新型コロナワクチン接種後に11歳児が死亡「因果関係は不明、ワクチン接種の継続に大きな懸念はない」
厚生労働省は10月7日の専門家部会で、新型コロナウイルスワクチンの3回目接種を受けた11歳男児の死亡を報告しました。このニュースついて中路医師に伺いました。
監修医師:
中路 幸之助(医師)
新型コロナウイルスワクチン接種後の11歳児の死亡について
新型コロナウイルスのワクチン接種後に11歳児が死亡した件について教えてください。
中路先生
今回のニュースは、新型コロナウイルスワクチンの3回目接種後に、11歳の男の子が亡くなった件についてです。ワクチン接種後の5~11歳の死亡例としては2件目で、3回目接種後でははじめての例となります。今回報告された11歳男児は、9月19日にファイザー製ワクチンの3回目接種を受けて、翌日から発熱や痙攣(けいれん)などの症状が現われ、24日に亡くなったとのことです。直接の死因は、急性脳症による敗血症でした。敗血症は体内に細菌が繁殖して組織障害や臓器障害を引き起こし、最悪の場合は死に至ることもある病気です。亡くなった男の子は、もともと熱性痙攣を繰り返しており、体内からは新型コロナウイルスとは別のウイルスが検出されました。このことから、専門家部会ではワクチン接種と死亡の関連を「評価できない」とし、現時点でワクチン接種の継続に大きな懸念はないとしています。
11歳男児の死亡例への見解は?

以下に答えよ:
• A. 11歳児の死亡を報じた記事によると、男児が3回目に接種したのはどのメーカーのワクチンか。
• B. 11歳児の死亡を報じた記事を、最後に示された一文の後から書き継げ。

提供データ:
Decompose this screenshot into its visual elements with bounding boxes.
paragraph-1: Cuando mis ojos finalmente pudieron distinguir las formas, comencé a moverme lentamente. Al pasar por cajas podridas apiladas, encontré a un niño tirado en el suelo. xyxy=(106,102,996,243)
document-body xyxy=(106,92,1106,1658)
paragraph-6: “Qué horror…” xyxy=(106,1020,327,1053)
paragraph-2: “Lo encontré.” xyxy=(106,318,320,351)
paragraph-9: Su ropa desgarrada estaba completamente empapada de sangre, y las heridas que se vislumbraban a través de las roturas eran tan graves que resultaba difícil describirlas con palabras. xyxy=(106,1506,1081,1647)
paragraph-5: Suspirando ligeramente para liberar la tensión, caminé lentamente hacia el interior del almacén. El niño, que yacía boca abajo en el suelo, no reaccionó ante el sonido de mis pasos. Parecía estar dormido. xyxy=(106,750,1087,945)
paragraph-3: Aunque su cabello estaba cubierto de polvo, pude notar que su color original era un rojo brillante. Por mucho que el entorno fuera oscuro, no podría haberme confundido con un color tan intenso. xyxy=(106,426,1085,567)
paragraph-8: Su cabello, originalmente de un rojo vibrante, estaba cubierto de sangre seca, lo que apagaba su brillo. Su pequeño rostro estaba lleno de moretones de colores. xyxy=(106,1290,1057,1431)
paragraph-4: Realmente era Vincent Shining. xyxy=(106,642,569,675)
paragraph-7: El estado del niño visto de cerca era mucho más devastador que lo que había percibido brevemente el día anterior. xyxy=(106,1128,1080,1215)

解答一覧:
• A. ファイザー製のワクチンである。

• B.
新型コロナウイルスワクチン接種後の子どもの死亡例について、先生の見解を教えてください。
中路先生
今回、厚生労働省は11歳男児が新型コロナウイルスワクチンの3回目接種後に死亡したことを公表しました。5~11歳の3回目のワクチン接種は9月上旬から開始されており、9月29日までに約1万8000回接種されているとのことですが、接種後に子どもの死亡が確認されたのはじめてです。関係部会によると、現時点での情報ではワクチン接種と死亡の直接の関連は不明とのことです。どんなワクチン接種においても、接種後の副反応は軽度なものから重度なものまで一定の割合で存在します。そのため、ワクチン接種にあたってはリスクとベネフィットを考慮した上での判断が求められます。今後、安全な新型コロナウイルスワクチン接種に向けて、ワクチン接種後の副反応のリスク因子などの検討が望まれます。
新型コロナウイルスワクチンの接種後、子どもにみられる副反応は?
子どもが新型コロナウイルスワクチンを接種したとき、どのような副反応がみられるのでしょうか?
中路先生
新型コロナワクチンの副反応の多くは軽度や中等度で、子どもに最も多くみられるのが注射部位の痛みです。頻度としては、1回目接種で74%、2回目接種で71%、接種直後よりも当日の夜や翌日に痛みを感じる子どもが多いのが特徴です。また、ワクチン接種後の疲労感や発熱は、1回目接種よりも2回目接種の方が頻度が高くなり、38℃以上の発熱は1回目接種で2.5%、2回目接種で6.5%です。
現時点では、新型コロナウイルスワクチンによる安全性の懸念はないとされています。その一方で、海外では新型コロナウイルスワクチン接種により、軽度の心筋症を発症した例が報告されています。ただし、5~11歳の男の子は、それ以上の年齢の子どもに比べると心筋炎の報告頻度が少なく、万が一、心筋炎になっても入院による安静で自然回復する例が多いことがわかっています。
まとめ
厚生労働症は10月7日の専門部会において、新型コロナウイルスワクチン接種後に、11歳の男児が亡くなったことを公表しました。専門家部会ではワクチン接種と死亡の関連を「評価できない」としていて、現時点でワクチン接種の継続に大きな懸念はないとしています。